▶ _Exercise details_: Once the pictures are set aside, transcribe the remaining data exactly.

Records from a data source
## start

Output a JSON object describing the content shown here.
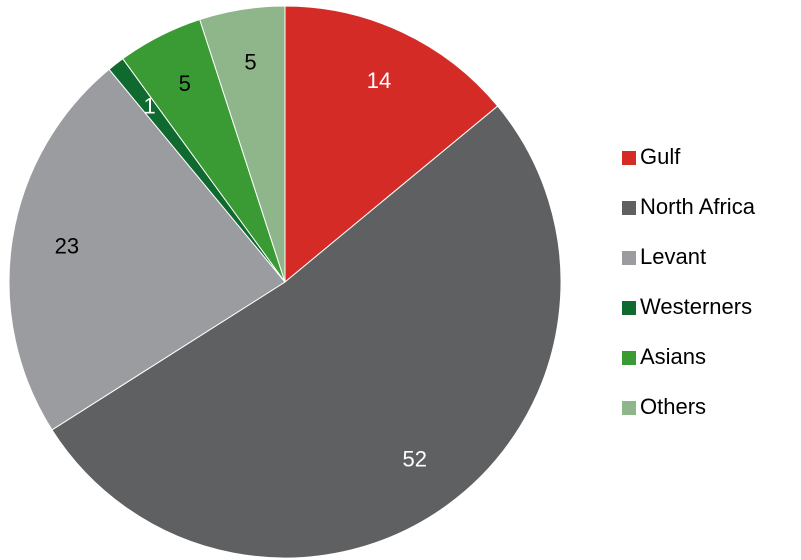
{
  "chart_data": {
    "type": "pie",
    "categories": [
      "Gulf",
      "North Africa",
      "Levant",
      "Westerners",
      "Asians",
      "Others"
    ],
    "values": [
      14,
      52,
      23,
      1,
      5,
      5
    ],
    "colors": [
      "#d52b27",
      "#5f6062",
      "#9b9c9f",
      "#10692e",
      "#3a9a34",
      "#8fb58a"
    ],
    "legend": "right"
  }
}
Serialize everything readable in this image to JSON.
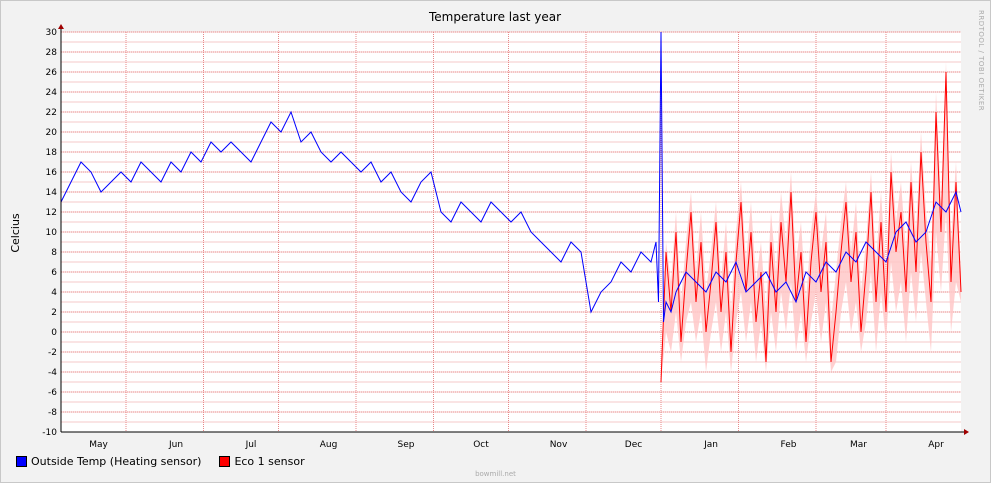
{
  "chart_data": {
    "type": "line",
    "title": "Temperature last year",
    "ylabel": "Celcius",
    "xlabel": "",
    "ylim": [
      -10,
      30
    ],
    "y_ticks": [
      -10,
      -8,
      -6,
      -4,
      -2,
      0,
      2,
      4,
      6,
      8,
      10,
      12,
      14,
      16,
      18,
      20,
      22,
      24,
      26,
      28,
      30
    ],
    "x_range_days": [
      0,
      360
    ],
    "x_tick_labels": [
      {
        "label": "May",
        "day": 15
      },
      {
        "label": "Jun",
        "day": 46
      },
      {
        "label": "Jul",
        "day": 76
      },
      {
        "label": "Aug",
        "day": 107
      },
      {
        "label": "Sep",
        "day": 138
      },
      {
        "label": "Oct",
        "day": 168
      },
      {
        "label": "Nov",
        "day": 199
      },
      {
        "label": "Dec",
        "day": 229
      },
      {
        "label": "Jan",
        "day": 260
      },
      {
        "label": "Feb",
        "day": 291
      },
      {
        "label": "Mar",
        "day": 319
      },
      {
        "label": "Apr",
        "day": 350
      }
    ],
    "x_month_boundaries": [
      26,
      57,
      87,
      118,
      149,
      179,
      210,
      240,
      271,
      302,
      330
    ],
    "grid": true,
    "legend_position": "bottom-left",
    "series": [
      {
        "name": "Outside Temp (Heating sensor)",
        "color": "#0000ff",
        "x": [
          0,
          4,
          8,
          12,
          16,
          20,
          24,
          28,
          32,
          36,
          40,
          44,
          48,
          52,
          56,
          60,
          64,
          68,
          72,
          76,
          80,
          84,
          88,
          92,
          96,
          100,
          104,
          108,
          112,
          116,
          120,
          124,
          128,
          132,
          136,
          140,
          144,
          148,
          152,
          156,
          160,
          164,
          168,
          172,
          176,
          180,
          184,
          188,
          192,
          196,
          200,
          204,
          208,
          212,
          216,
          220,
          224,
          228,
          232,
          236,
          238,
          239,
          240,
          241,
          242,
          244,
          246,
          248,
          250,
          254,
          258,
          262,
          266,
          270,
          274,
          278,
          282,
          286,
          290,
          294,
          298,
          302,
          306,
          310,
          314,
          318,
          322,
          326,
          330,
          334,
          338,
          342,
          346,
          350,
          354,
          358,
          360
        ],
        "values": [
          13,
          15,
          17,
          16,
          14,
          15,
          16,
          15,
          17,
          16,
          15,
          17,
          16,
          18,
          17,
          19,
          18,
          19,
          18,
          17,
          19,
          21,
          20,
          22,
          19,
          20,
          18,
          17,
          18,
          17,
          16,
          17,
          15,
          16,
          14,
          13,
          15,
          16,
          12,
          11,
          13,
          12,
          11,
          13,
          12,
          11,
          12,
          10,
          9,
          8,
          7,
          9,
          8,
          2,
          4,
          5,
          7,
          6,
          8,
          7,
          9,
          3,
          30,
          1,
          3,
          2,
          4,
          5,
          6,
          5,
          4,
          6,
          5,
          7,
          4,
          5,
          6,
          4,
          5,
          3,
          6,
          5,
          7,
          6,
          8,
          7,
          9,
          8,
          7,
          10,
          11,
          9,
          10,
          13,
          12,
          14,
          12
        ]
      },
      {
        "name": "Eco 1 sensor",
        "color": "#ff0000",
        "x": [
          240,
          242,
          244,
          246,
          248,
          250,
          252,
          254,
          256,
          258,
          260,
          262,
          264,
          266,
          268,
          270,
          272,
          274,
          276,
          278,
          280,
          282,
          284,
          286,
          288,
          290,
          292,
          294,
          296,
          298,
          300,
          302,
          304,
          306,
          308,
          310,
          312,
          314,
          316,
          318,
          320,
          322,
          324,
          326,
          328,
          330,
          332,
          334,
          336,
          338,
          340,
          342,
          344,
          346,
          348,
          350,
          352,
          354,
          356,
          358,
          360
        ],
        "values": [
          -5,
          8,
          2,
          10,
          -1,
          6,
          12,
          3,
          9,
          0,
          5,
          11,
          2,
          8,
          -2,
          7,
          13,
          4,
          10,
          1,
          6,
          -3,
          9,
          2,
          11,
          5,
          14,
          3,
          8,
          -1,
          7,
          12,
          4,
          9,
          -3,
          2,
          8,
          13,
          5,
          10,
          0,
          6,
          14,
          3,
          11,
          2,
          16,
          8,
          12,
          4,
          15,
          6,
          18,
          9,
          3,
          22,
          10,
          26,
          5,
          15,
          4
        ],
        "envelope_low": [
          -5,
          0,
          -2,
          2,
          -3,
          1,
          3,
          -1,
          2,
          -4,
          0,
          3,
          -2,
          2,
          -4,
          1,
          4,
          -1,
          3,
          -3,
          1,
          -4,
          2,
          -2,
          4,
          0,
          5,
          -2,
          2,
          -3,
          1,
          4,
          -1,
          3,
          -4,
          -3,
          2,
          5,
          0,
          3,
          -2,
          1,
          6,
          -2,
          4,
          -1,
          7,
          2,
          5,
          -1,
          6,
          1,
          8,
          3,
          -2,
          10,
          4,
          12,
          0,
          5,
          3
        ],
        "envelope_high": [
          -3,
          9,
          5,
          12,
          3,
          9,
          14,
          6,
          12,
          4,
          8,
          13,
          5,
          11,
          2,
          10,
          15,
          7,
          13,
          5,
          9,
          2,
          12,
          6,
          14,
          9,
          16,
          7,
          11,
          3,
          10,
          14,
          8,
          12,
          1,
          6,
          11,
          15,
          8,
          13,
          4,
          9,
          16,
          7,
          14,
          6,
          18,
          11,
          15,
          8,
          17,
          10,
          20,
          12,
          7,
          24,
          13,
          27,
          9,
          17,
          6
        ]
      }
    ]
  },
  "side_text": "RRDTOOL / TOBI OETIKER",
  "footer_text": "bowmill.net"
}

## end

▶ _Worked solution_:
Output a JSON object describing the content shown here.
{
  "chart_data": {
    "type": "pie",
    "categories": [
      "Gulf",
      "North Africa",
      "Levant",
      "Westerners",
      "Asians",
      "Others"
    ],
    "values": [
      14,
      52,
      23,
      1,
      5,
      5
    ],
    "colors": [
      "#d52b27",
      "#5f6062",
      "#9b9c9f",
      "#10692e",
      "#3a9a34",
      "#8fb58a"
    ],
    "legend": "right"
  }
}
Serialize everything readable in this image to JSON.
{
  "chart_data": {
    "type": "line",
    "title": "Temperature last year",
    "ylabel": "Celcius",
    "xlabel": "",
    "ylim": [
      -10,
      30
    ],
    "y_ticks": [
      -10,
      -8,
      -6,
      -4,
      -2,
      0,
      2,
      4,
      6,
      8,
      10,
      12,
      14,
      16,
      18,
      20,
      22,
      24,
      26,
      28,
      30
    ],
    "x_range_days": [
      0,
      360
    ],
    "x_tick_labels": [
      {
        "label": "May",
        "day": 15
      },
      {
        "label": "Jun",
        "day": 46
      },
      {
        "label": "Jul",
        "day": 76
      },
      {
        "label": "Aug",
        "day": 107
      },
      {
        "label": "Sep",
        "day": 138
      },
      {
        "label": "Oct",
        "day": 168
      },
      {
        "label": "Nov",
        "day": 199
      },
      {
        "label": "Dec",
        "day": 229
      },
      {
        "label": "Jan",
        "day": 260
      },
      {
        "label": "Feb",
        "day": 291
      },
      {
        "label": "Mar",
        "day": 319
      },
      {
        "label": "Apr",
        "day": 350
      }
    ],
    "x_month_boundaries": [
      26,
      57,
      87,
      118,
      149,
      179,
      210,
      240,
      271,
      302,
      330
    ],
    "grid": true,
    "legend_position": "bottom-left",
    "series": [
      {
        "name": "Outside Temp (Heating sensor)",
        "color": "#0000ff",
        "x": [
          0,
          4,
          8,
          12,
          16,
          20,
          24,
          28,
          32,
          36,
          40,
          44,
          48,
          52,
          56,
          60,
          64,
          68,
          72,
          76,
          80,
          84,
          88,
          92,
          96,
          100,
          104,
          108,
          112,
          116,
          120,
          124,
          128,
          132,
          136,
          140,
          144,
          148,
          152,
          156,
          160,
          164,
          168,
          172,
          176,
          180,
          184,
          188,
          192,
          196,
          200,
          204,
          208,
          212,
          216,
          220,
          224,
          228,
          232,
          236,
          238,
          239,
          240,
          241,
          242,
          244,
          246,
          248,
          250,
          254,
          258,
          262,
          266,
          270,
          274,
          278,
          282,
          286,
          290,
          294,
          298,
          302,
          306,
          310,
          314,
          318,
          322,
          326,
          330,
          334,
          338,
          342,
          346,
          350,
          354,
          358,
          360
        ],
        "values": [
          13,
          15,
          17,
          16,
          14,
          15,
          16,
          15,
          17,
          16,
          15,
          17,
          16,
          18,
          17,
          19,
          18,
          19,
          18,
          17,
          19,
          21,
          20,
          22,
          19,
          20,
          18,
          17,
          18,
          17,
          16,
          17,
          15,
          16,
          14,
          13,
          15,
          16,
          12,
          11,
          13,
          12,
          11,
          13,
          12,
          11,
          12,
          10,
          9,
          8,
          7,
          9,
          8,
          2,
          4,
          5,
          7,
          6,
          8,
          7,
          9,
          3,
          30,
          1,
          3,
          2,
          4,
          5,
          6,
          5,
          4,
          6,
          5,
          7,
          4,
          5,
          6,
          4,
          5,
          3,
          6,
          5,
          7,
          6,
          8,
          7,
          9,
          8,
          7,
          10,
          11,
          9,
          10,
          13,
          12,
          14,
          12
        ]
      },
      {
        "name": "Eco 1 sensor",
        "color": "#ff0000",
        "x": [
          240,
          242,
          244,
          246,
          248,
          250,
          252,
          254,
          256,
          258,
          260,
          262,
          264,
          266,
          268,
          270,
          272,
          274,
          276,
          278,
          280,
          282,
          284,
          286,
          288,
          290,
          292,
          294,
          296,
          298,
          300,
          302,
          304,
          306,
          308,
          310,
          312,
          314,
          316,
          318,
          320,
          322,
          324,
          326,
          328,
          330,
          332,
          334,
          336,
          338,
          340,
          342,
          344,
          346,
          348,
          350,
          352,
          354,
          356,
          358,
          360
        ],
        "values": [
          -5,
          8,
          2,
          10,
          -1,
          6,
          12,
          3,
          9,
          0,
          5,
          11,
          2,
          8,
          -2,
          7,
          13,
          4,
          10,
          1,
          6,
          -3,
          9,
          2,
          11,
          5,
          14,
          3,
          8,
          -1,
          7,
          12,
          4,
          9,
          -3,
          2,
          8,
          13,
          5,
          10,
          0,
          6,
          14,
          3,
          11,
          2,
          16,
          8,
          12,
          4,
          15,
          6,
          18,
          9,
          3,
          22,
          10,
          26,
          5,
          15,
          4
        ],
        "envelope_low": [
          -5,
          0,
          -2,
          2,
          -3,
          1,
          3,
          -1,
          2,
          -4,
          0,
          3,
          -2,
          2,
          -4,
          1,
          4,
          -1,
          3,
          -3,
          1,
          -4,
          2,
          -2,
          4,
          0,
          5,
          -2,
          2,
          -3,
          1,
          4,
          -1,
          3,
          -4,
          -3,
          2,
          5,
          0,
          3,
          -2,
          1,
          6,
          -2,
          4,
          -1,
          7,
          2,
          5,
          -1,
          6,
          1,
          8,
          3,
          -2,
          10,
          4,
          12,
          0,
          5,
          3
        ],
        "envelope_high": [
          -3,
          9,
          5,
          12,
          3,
          9,
          14,
          6,
          12,
          4,
          8,
          13,
          5,
          11,
          2,
          10,
          15,
          7,
          13,
          5,
          9,
          2,
          12,
          6,
          14,
          9,
          16,
          7,
          11,
          3,
          10,
          14,
          8,
          12,
          1,
          6,
          11,
          15,
          8,
          13,
          4,
          9,
          16,
          7,
          14,
          6,
          18,
          11,
          15,
          8,
          17,
          10,
          20,
          12,
          7,
          24,
          13,
          27,
          9,
          17,
          6
        ]
      }
    ]
  },
  "side_text": "RRDTOOL / TOBI OETIKER",
  "footer_text": "bowmill.net"
}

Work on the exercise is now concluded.